CHALLENGE: Check each line of the entries below for the string "caramelized"; copy every line where it appears.

** START **

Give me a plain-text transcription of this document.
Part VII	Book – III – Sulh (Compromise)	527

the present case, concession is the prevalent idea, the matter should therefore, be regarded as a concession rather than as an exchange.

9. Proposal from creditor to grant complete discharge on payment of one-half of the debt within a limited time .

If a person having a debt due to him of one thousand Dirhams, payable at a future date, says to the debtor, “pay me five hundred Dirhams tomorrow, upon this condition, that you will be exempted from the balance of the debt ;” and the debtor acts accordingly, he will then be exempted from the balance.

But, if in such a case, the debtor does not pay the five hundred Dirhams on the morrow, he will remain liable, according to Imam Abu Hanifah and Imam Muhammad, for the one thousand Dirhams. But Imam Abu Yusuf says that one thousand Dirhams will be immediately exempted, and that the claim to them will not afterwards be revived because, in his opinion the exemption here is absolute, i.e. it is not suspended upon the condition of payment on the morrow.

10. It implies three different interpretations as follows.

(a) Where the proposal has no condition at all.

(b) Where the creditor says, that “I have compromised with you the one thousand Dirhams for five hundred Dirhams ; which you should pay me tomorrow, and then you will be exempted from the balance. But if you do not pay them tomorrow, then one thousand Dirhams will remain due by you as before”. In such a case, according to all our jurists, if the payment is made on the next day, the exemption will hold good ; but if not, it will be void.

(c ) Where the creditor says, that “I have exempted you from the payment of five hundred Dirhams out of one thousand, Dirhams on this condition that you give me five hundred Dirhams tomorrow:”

** END **
** START **

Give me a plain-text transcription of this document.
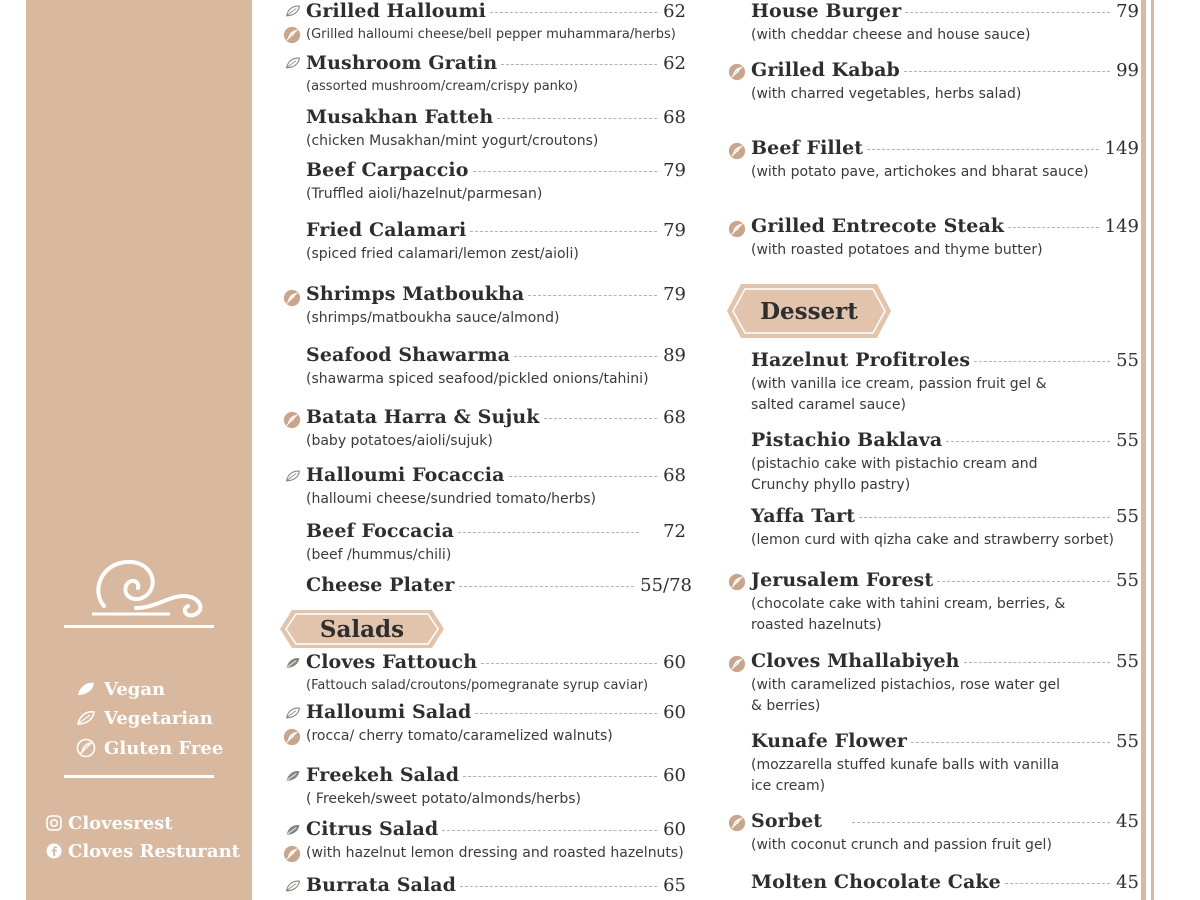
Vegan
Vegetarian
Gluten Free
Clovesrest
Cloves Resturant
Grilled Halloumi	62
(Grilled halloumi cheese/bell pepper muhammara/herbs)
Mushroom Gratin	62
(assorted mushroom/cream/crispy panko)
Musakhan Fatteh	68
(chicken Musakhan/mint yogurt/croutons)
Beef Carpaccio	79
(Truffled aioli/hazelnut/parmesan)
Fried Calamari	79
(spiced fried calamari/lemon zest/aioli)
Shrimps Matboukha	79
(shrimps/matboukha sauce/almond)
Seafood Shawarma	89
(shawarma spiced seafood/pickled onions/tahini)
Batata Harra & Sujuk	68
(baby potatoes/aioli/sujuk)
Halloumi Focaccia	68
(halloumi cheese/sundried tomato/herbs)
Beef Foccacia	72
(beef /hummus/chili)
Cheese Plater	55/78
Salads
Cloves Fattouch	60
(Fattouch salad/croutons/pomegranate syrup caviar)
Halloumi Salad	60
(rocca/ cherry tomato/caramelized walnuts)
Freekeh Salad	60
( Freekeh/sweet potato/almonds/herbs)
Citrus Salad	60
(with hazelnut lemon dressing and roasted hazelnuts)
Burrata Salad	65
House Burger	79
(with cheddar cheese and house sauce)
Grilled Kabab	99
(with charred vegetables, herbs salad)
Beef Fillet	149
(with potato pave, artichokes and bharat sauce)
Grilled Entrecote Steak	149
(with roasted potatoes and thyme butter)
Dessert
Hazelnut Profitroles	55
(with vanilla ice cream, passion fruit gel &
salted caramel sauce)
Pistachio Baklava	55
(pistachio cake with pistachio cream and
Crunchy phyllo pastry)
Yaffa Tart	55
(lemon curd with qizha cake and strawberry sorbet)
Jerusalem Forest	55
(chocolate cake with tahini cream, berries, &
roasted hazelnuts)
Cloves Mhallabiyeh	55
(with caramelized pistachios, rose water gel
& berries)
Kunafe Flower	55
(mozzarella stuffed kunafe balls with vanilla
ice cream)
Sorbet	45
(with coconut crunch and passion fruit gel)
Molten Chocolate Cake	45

** END **

EXERCISE RESPONSE:
(rocca/ cherry tomato/caramelized walnuts)
(with caramelized pistachios, rose water gel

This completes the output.